**WHAT NEEDS TO BE DONE:** The records below must be copied in full; omit the images.

**EXERCISE MATERIALS:**

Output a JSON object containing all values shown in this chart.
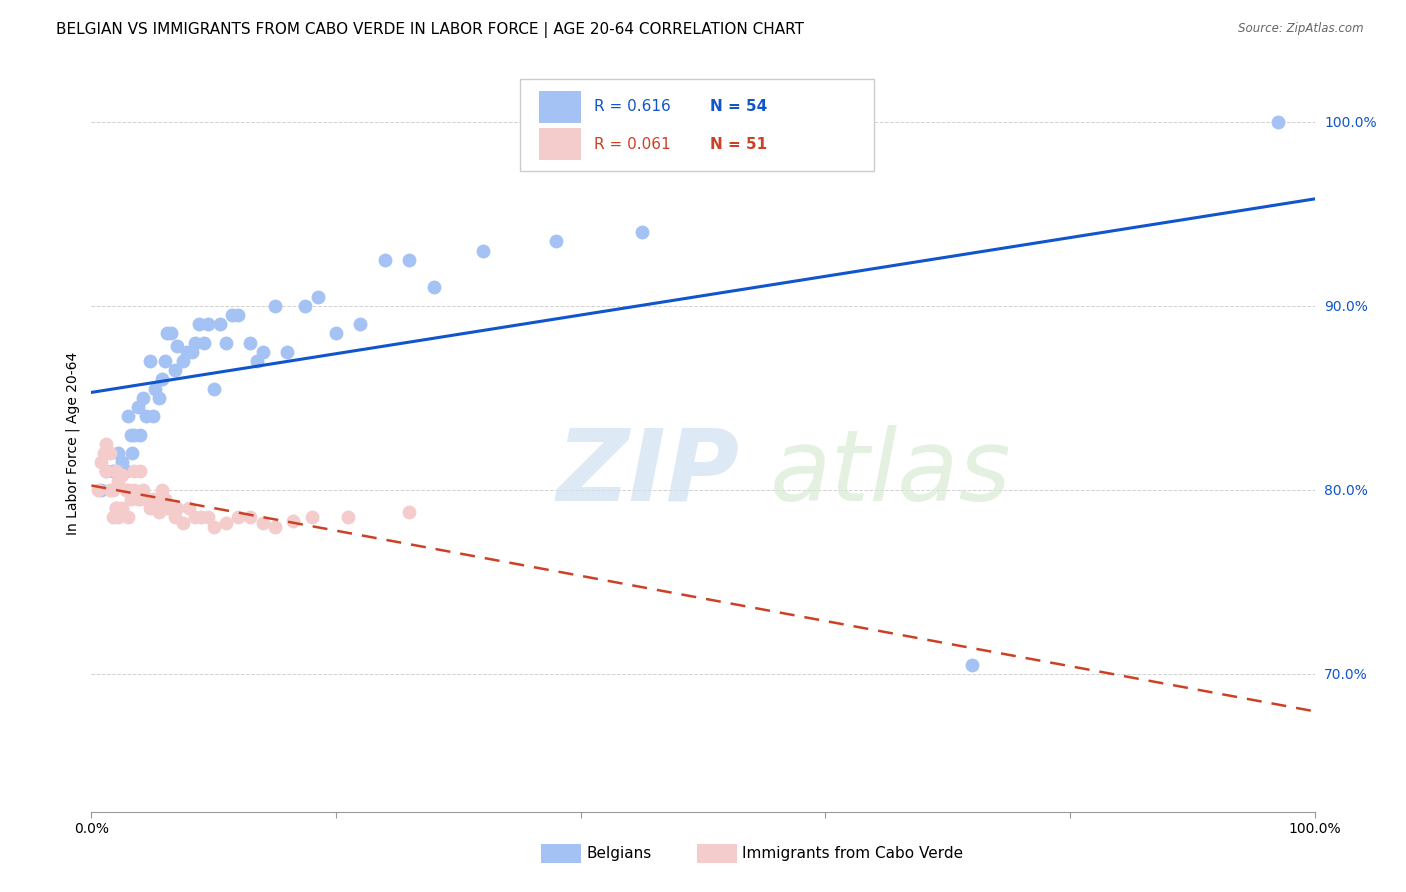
{
  "title": "BELGIAN VS IMMIGRANTS FROM CABO VERDE IN LABOR FORCE | AGE 20-64 CORRELATION CHART",
  "source": "Source: ZipAtlas.com",
  "ylabel": "In Labor Force | Age 20-64",
  "xlim": [
    0.0,
    1.0
  ],
  "ylim": [
    0.625,
    1.025
  ],
  "yticks": [
    0.7,
    0.8,
    0.9,
    1.0
  ],
  "ytick_labels": [
    "70.0%",
    "80.0%",
    "90.0%",
    "100.0%"
  ],
  "xticks": [
    0.0,
    0.2,
    0.4,
    0.6,
    0.8,
    1.0
  ],
  "xtick_labels": [
    "0.0%",
    "",
    "",
    "",
    "",
    "100.0%"
  ],
  "blue_color": "#a4c2f4",
  "pink_color": "#f4cccc",
  "blue_line_color": "#1155cc",
  "pink_line_color": "#cc4125",
  "title_fontsize": 11,
  "axis_label_fontsize": 10,
  "tick_fontsize": 10,
  "blue_x": [
    0.008,
    0.012,
    0.018,
    0.02,
    0.022,
    0.025,
    0.028,
    0.03,
    0.032,
    0.033,
    0.035,
    0.038,
    0.04,
    0.042,
    0.045,
    0.048,
    0.05,
    0.052,
    0.055,
    0.058,
    0.06,
    0.062,
    0.065,
    0.068,
    0.07,
    0.075,
    0.078,
    0.082,
    0.085,
    0.088,
    0.092,
    0.095,
    0.1,
    0.105,
    0.11,
    0.115,
    0.12,
    0.13,
    0.135,
    0.14,
    0.15,
    0.16,
    0.175,
    0.185,
    0.2,
    0.22,
    0.24,
    0.26,
    0.28,
    0.32,
    0.38,
    0.45,
    0.72,
    0.97
  ],
  "blue_y": [
    0.8,
    0.81,
    0.81,
    0.79,
    0.82,
    0.815,
    0.81,
    0.84,
    0.83,
    0.82,
    0.83,
    0.845,
    0.83,
    0.85,
    0.84,
    0.87,
    0.84,
    0.855,
    0.85,
    0.86,
    0.87,
    0.885,
    0.885,
    0.865,
    0.878,
    0.87,
    0.875,
    0.875,
    0.88,
    0.89,
    0.88,
    0.89,
    0.855,
    0.89,
    0.88,
    0.895,
    0.895,
    0.88,
    0.87,
    0.875,
    0.9,
    0.875,
    0.9,
    0.905,
    0.885,
    0.89,
    0.925,
    0.925,
    0.91,
    0.93,
    0.935,
    0.94,
    0.705,
    1.0
  ],
  "pink_x": [
    0.005,
    0.008,
    0.01,
    0.012,
    0.012,
    0.015,
    0.015,
    0.018,
    0.018,
    0.02,
    0.02,
    0.022,
    0.022,
    0.025,
    0.025,
    0.028,
    0.03,
    0.03,
    0.032,
    0.035,
    0.035,
    0.038,
    0.04,
    0.04,
    0.042,
    0.045,
    0.048,
    0.05,
    0.052,
    0.055,
    0.058,
    0.06,
    0.062,
    0.065,
    0.068,
    0.07,
    0.075,
    0.08,
    0.085,
    0.09,
    0.095,
    0.1,
    0.11,
    0.12,
    0.13,
    0.14,
    0.15,
    0.165,
    0.18,
    0.21,
    0.26
  ],
  "pink_y": [
    0.8,
    0.815,
    0.82,
    0.81,
    0.825,
    0.8,
    0.82,
    0.785,
    0.8,
    0.79,
    0.81,
    0.785,
    0.805,
    0.79,
    0.808,
    0.8,
    0.785,
    0.8,
    0.795,
    0.8,
    0.81,
    0.795,
    0.795,
    0.81,
    0.8,
    0.795,
    0.79,
    0.795,
    0.79,
    0.788,
    0.8,
    0.795,
    0.79,
    0.79,
    0.785,
    0.79,
    0.782,
    0.79,
    0.785,
    0.785,
    0.785,
    0.78,
    0.782,
    0.785,
    0.785,
    0.782,
    0.78,
    0.783,
    0.785,
    0.785,
    0.788
  ]
}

**WRITTEN ANSWER:**
Output a JSON object containing all values shown in this chart.
{
  "title": "BELGIAN VS IMMIGRANTS FROM CABO VERDE IN LABOR FORCE | AGE 20-64 CORRELATION CHART",
  "source": "Source: ZipAtlas.com",
  "ylabel": "In Labor Force | Age 20-64",
  "xlim": [
    0.0,
    1.0
  ],
  "ylim": [
    0.625,
    1.025
  ],
  "yticks": [
    0.7,
    0.8,
    0.9,
    1.0
  ],
  "ytick_labels": [
    "70.0%",
    "80.0%",
    "90.0%",
    "100.0%"
  ],
  "xticks": [
    0.0,
    0.2,
    0.4,
    0.6,
    0.8,
    1.0
  ],
  "xtick_labels": [
    "0.0%",
    "",
    "",
    "",
    "",
    "100.0%"
  ],
  "blue_color": "#a4c2f4",
  "pink_color": "#f4cccc",
  "blue_line_color": "#1155cc",
  "pink_line_color": "#cc4125",
  "title_fontsize": 11,
  "axis_label_fontsize": 10,
  "tick_fontsize": 10,
  "blue_x": [
    0.008,
    0.012,
    0.018,
    0.02,
    0.022,
    0.025,
    0.028,
    0.03,
    0.032,
    0.033,
    0.035,
    0.038,
    0.04,
    0.042,
    0.045,
    0.048,
    0.05,
    0.052,
    0.055,
    0.058,
    0.06,
    0.062,
    0.065,
    0.068,
    0.07,
    0.075,
    0.078,
    0.082,
    0.085,
    0.088,
    0.092,
    0.095,
    0.1,
    0.105,
    0.11,
    0.115,
    0.12,
    0.13,
    0.135,
    0.14,
    0.15,
    0.16,
    0.175,
    0.185,
    0.2,
    0.22,
    0.24,
    0.26,
    0.28,
    0.32,
    0.38,
    0.45,
    0.72,
    0.97
  ],
  "blue_y": [
    0.8,
    0.81,
    0.81,
    0.79,
    0.82,
    0.815,
    0.81,
    0.84,
    0.83,
    0.82,
    0.83,
    0.845,
    0.83,
    0.85,
    0.84,
    0.87,
    0.84,
    0.855,
    0.85,
    0.86,
    0.87,
    0.885,
    0.885,
    0.865,
    0.878,
    0.87,
    0.875,
    0.875,
    0.88,
    0.89,
    0.88,
    0.89,
    0.855,
    0.89,
    0.88,
    0.895,
    0.895,
    0.88,
    0.87,
    0.875,
    0.9,
    0.875,
    0.9,
    0.905,
    0.885,
    0.89,
    0.925,
    0.925,
    0.91,
    0.93,
    0.935,
    0.94,
    0.705,
    1.0
  ],
  "pink_x": [
    0.005,
    0.008,
    0.01,
    0.012,
    0.012,
    0.015,
    0.015,
    0.018,
    0.018,
    0.02,
    0.02,
    0.022,
    0.022,
    0.025,
    0.025,
    0.028,
    0.03,
    0.03,
    0.032,
    0.035,
    0.035,
    0.038,
    0.04,
    0.04,
    0.042,
    0.045,
    0.048,
    0.05,
    0.052,
    0.055,
    0.058,
    0.06,
    0.062,
    0.065,
    0.068,
    0.07,
    0.075,
    0.08,
    0.085,
    0.09,
    0.095,
    0.1,
    0.11,
    0.12,
    0.13,
    0.14,
    0.15,
    0.165,
    0.18,
    0.21,
    0.26
  ],
  "pink_y": [
    0.8,
    0.815,
    0.82,
    0.81,
    0.825,
    0.8,
    0.82,
    0.785,
    0.8,
    0.79,
    0.81,
    0.785,
    0.805,
    0.79,
    0.808,
    0.8,
    0.785,
    0.8,
    0.795,
    0.8,
    0.81,
    0.795,
    0.795,
    0.81,
    0.8,
    0.795,
    0.79,
    0.795,
    0.79,
    0.788,
    0.8,
    0.795,
    0.79,
    0.79,
    0.785,
    0.79,
    0.782,
    0.79,
    0.785,
    0.785,
    0.785,
    0.78,
    0.782,
    0.785,
    0.785,
    0.782,
    0.78,
    0.783,
    0.785,
    0.785,
    0.788
  ]
}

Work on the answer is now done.